Exercise aim | Write out each entry again. Keep every word exactly as it is.

Records provided |
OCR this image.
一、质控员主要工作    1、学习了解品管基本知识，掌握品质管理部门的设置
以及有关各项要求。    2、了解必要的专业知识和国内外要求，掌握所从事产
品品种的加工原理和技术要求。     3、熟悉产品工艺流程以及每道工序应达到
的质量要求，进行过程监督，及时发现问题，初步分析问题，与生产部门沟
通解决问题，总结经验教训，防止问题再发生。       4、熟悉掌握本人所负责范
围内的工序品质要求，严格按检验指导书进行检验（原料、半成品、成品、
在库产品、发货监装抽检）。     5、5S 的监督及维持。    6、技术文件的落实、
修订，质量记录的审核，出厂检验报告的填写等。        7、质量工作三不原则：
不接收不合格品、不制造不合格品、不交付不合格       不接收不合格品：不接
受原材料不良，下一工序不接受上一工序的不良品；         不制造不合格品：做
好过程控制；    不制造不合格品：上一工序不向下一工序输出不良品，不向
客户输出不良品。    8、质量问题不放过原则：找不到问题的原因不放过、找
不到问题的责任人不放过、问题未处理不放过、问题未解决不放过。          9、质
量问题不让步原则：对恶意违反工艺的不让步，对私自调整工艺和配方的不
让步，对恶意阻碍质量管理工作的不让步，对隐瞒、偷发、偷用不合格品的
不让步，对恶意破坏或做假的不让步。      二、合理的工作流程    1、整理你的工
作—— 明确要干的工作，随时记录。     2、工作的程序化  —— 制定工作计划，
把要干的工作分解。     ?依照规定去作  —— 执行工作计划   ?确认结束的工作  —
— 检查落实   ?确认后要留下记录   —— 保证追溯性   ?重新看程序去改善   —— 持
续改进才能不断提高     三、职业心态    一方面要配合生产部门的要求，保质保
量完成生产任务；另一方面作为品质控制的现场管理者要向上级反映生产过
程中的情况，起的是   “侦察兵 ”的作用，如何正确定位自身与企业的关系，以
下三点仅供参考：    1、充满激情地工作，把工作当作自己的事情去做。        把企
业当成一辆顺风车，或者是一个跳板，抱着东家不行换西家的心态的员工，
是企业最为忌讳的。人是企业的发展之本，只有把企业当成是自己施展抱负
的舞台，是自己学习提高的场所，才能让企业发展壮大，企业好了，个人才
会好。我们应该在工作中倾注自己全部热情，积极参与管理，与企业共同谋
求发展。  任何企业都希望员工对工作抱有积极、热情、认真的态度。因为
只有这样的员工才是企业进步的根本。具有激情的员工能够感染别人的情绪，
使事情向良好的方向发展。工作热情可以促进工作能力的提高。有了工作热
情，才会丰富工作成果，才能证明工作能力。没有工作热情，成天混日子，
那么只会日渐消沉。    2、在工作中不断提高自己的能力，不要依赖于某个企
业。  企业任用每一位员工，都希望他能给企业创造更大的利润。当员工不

Answer in full |
OCR this image.
一、质控员主要工作    1、学习了解品管基本知识，掌握品质管理部门的设置
以及有关各项要求。    2、了解必要的专业知识和国内外要求，掌握所从事产
品品种的加工原理和技术要求。     3、熟悉产品工艺流程以及每道工序应达到
的质量要求，进行过程监督，及时发现问题，初步分析问题，与生产部门沟
通解决问题，总结经验教训，防止问题再发生。       4、熟悉掌握本人所负责范
围内的工序品质要求，严格按检验指导书进行检验（原料、半成品、成品、
在库产品、发货监装抽检）。     5、5S 的监督及维持。    6、技术文件的落实、
修订，质量记录的审核，出厂检验报告的填写等。        7、质量工作三不原则：
不接收不合格品、不制造不合格品、不交付不合格       不接收不合格品：不接
受原材料不良，下一工序不接受上一工序的不良品；         不制造不合格品：做
好过程控制；    不制造不合格品：上一工序不向下一工序输出不良品，不向
客户输出不良品。    8、质量问题不放过原则：找不到问题的原因不放过、找
不到问题的责任人不放过、问题未处理不放过、问题未解决不放过。          9、质
量问题不让步原则：对恶意违反工艺的不让步，对私自调整工艺和配方的不
让步，对恶意阻碍质量管理工作的不让步，对隐瞒、偷发、偷用不合格品的
不让步，对恶意破坏或做假的不让步。      二、合理的工作流程    1、整理你的工
作—— 明确要干的工作，随时记录。     2、工作的程序化  —— 制定工作计划，
把要干的工作分解。     ?依照规定去作  —— 执行工作计划   ?确认结束的工作  —
— 检查落实   ?确认后要留下记录   —— 保证追溯性   ?重新看程序去改善   —— 持
续改进才能不断提高     三、职业心态    一方面要配合生产部门的要求，保质保
量完成生产任务；另一方面作为品质控制的现场管理者要向上级反映生产过
程中的情况，起的是   “侦察兵 ”的作用，如何正确定位自身与企业的关系，以
下三点仅供参考：    1、充满激情地工作，把工作当作自己的事情去做。        把企
业当成一辆顺风车，或者是一个跳板，抱着东家不行换西家的心态的员工，
是企业最为忌讳的。人是企业的发展之本，只有把企业当成是自己施展抱负
的舞台，是自己学习提高的场所，才能让企业发展壮大，企业好了，个人才
会好。我们应该在工作中倾注自己全部热情，积极参与管理，与企业共同谋
求发展。  任何企业都希望员工对工作抱有积极、热情、认真的态度。因为
只有这样的员工才是企业进步的根本。具有激情的员工能够感染别人的情绪，
使事情向良好的方向发展。工作热情可以促进工作能力的提高。有了工作热
情，才会丰富工作成果，才能证明工作能力。没有工作热情，成天混日子，
那么只会日渐消沉。    2、在工作中不断提高自己的能力，不要依赖于某个企
业。  企业任用每一位员工，都希望他能给企业创造更大的利润。当员工不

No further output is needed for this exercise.